'''

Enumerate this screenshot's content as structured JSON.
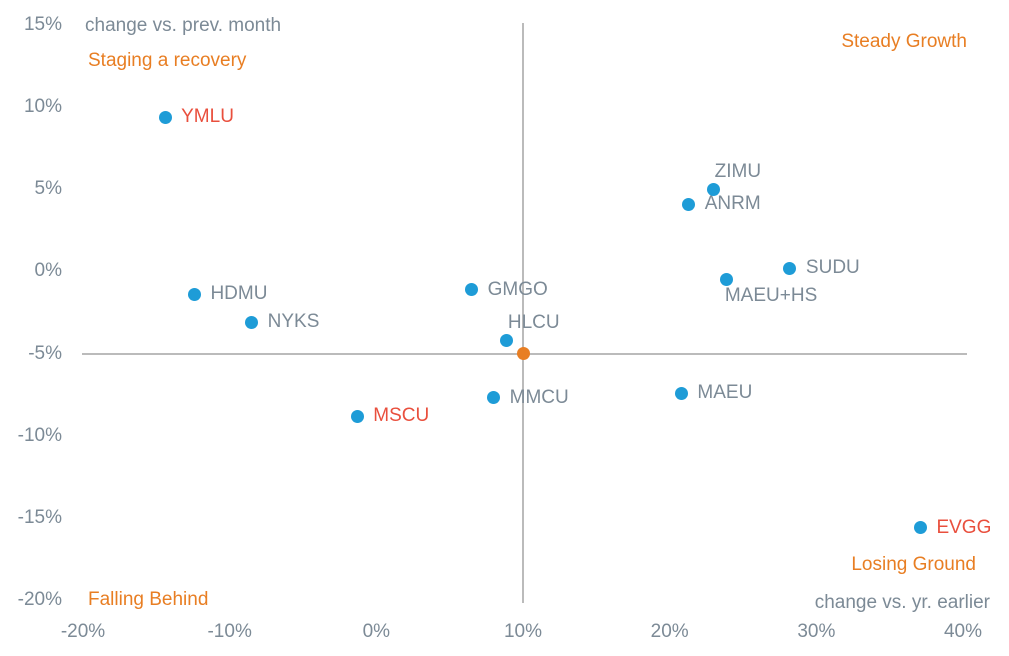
{
  "chart_data": {
    "type": "scatter",
    "x_axis": {
      "label": "change vs. yr. earlier",
      "min": -20,
      "max": 40,
      "tick_step": 10,
      "ticks": [
        "-20%",
        "-10%",
        "0%",
        "10%",
        "20%",
        "30%",
        "40%"
      ]
    },
    "y_axis": {
      "label": "change vs. prev. month",
      "min": -20,
      "max": 15,
      "tick_step": 5,
      "ticks": [
        "15%",
        "10%",
        "5%",
        "0%",
        "-5%",
        "-10%",
        "-15%",
        "-20%"
      ]
    },
    "crosshair": {
      "x": 10,
      "y": -5
    },
    "quadrant_labels": [
      {
        "text": "Staging a recovery",
        "position": "top-left"
      },
      {
        "text": "Steady Growth",
        "position": "top-right"
      },
      {
        "text": "Falling Behind",
        "position": "bottom-left"
      },
      {
        "text": "Losing Ground",
        "position": "bottom-right"
      }
    ],
    "points": [
      {
        "label": "YMLU",
        "x": -14.4,
        "y": 9.4,
        "label_color": "red",
        "label_pos": "right"
      },
      {
        "label": "HDMU",
        "x": -12.4,
        "y": -1.4,
        "label_color": "gray",
        "label_pos": "right"
      },
      {
        "label": "NYKS",
        "x": -8.5,
        "y": -3.1,
        "label_color": "gray",
        "label_pos": "right"
      },
      {
        "label": "MSCU",
        "x": -1.3,
        "y": -8.8,
        "label_color": "red",
        "label_pos": "right"
      },
      {
        "label": "GMGO",
        "x": 6.5,
        "y": -1.1,
        "label_color": "gray",
        "label_pos": "right"
      },
      {
        "label": "HLCU",
        "x": 8.9,
        "y": -4.2,
        "label_color": "gray",
        "label_pos": "above"
      },
      {
        "label": "",
        "x": 10.0,
        "y": -5.0,
        "label_color": "gray",
        "label_pos": "right",
        "highlight": true
      },
      {
        "label": "MMCU",
        "x": 8.0,
        "y": -7.7,
        "label_color": "gray",
        "label_pos": "right"
      },
      {
        "label": "MAEU",
        "x": 20.8,
        "y": -7.4,
        "label_color": "gray",
        "label_pos": "right"
      },
      {
        "label": "ANRM",
        "x": 21.3,
        "y": 4.1,
        "label_color": "gray",
        "label_pos": "right"
      },
      {
        "label": "ZIMU",
        "x": 23.0,
        "y": 5.0,
        "label_color": "gray",
        "label_pos": "above"
      },
      {
        "label": "MAEU+HS",
        "x": 23.9,
        "y": -0.5,
        "label_color": "gray",
        "label_pos": "below"
      },
      {
        "label": "SUDU",
        "x": 28.2,
        "y": 0.2,
        "label_color": "gray",
        "label_pos": "right"
      },
      {
        "label": "EVGG",
        "x": 37.1,
        "y": -15.6,
        "label_color": "red",
        "label_pos": "right"
      }
    ],
    "colors": {
      "point": "#1E9CD7",
      "highlight_point": "#E87E23",
      "label_red": "#E94F3D",
      "label_gray": "#7C8A96",
      "quadrant": "#E87E23",
      "axis_text": "#7C8A96",
      "gridline": "#BBBBBB"
    }
  }
}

'''

*To be done:* Look through the material and copy each line that has "position".

*Finished task:*
        "position": "top-left"
        "position": "top-right"
        "position": "bottom-left"
        "position": "bottom-right"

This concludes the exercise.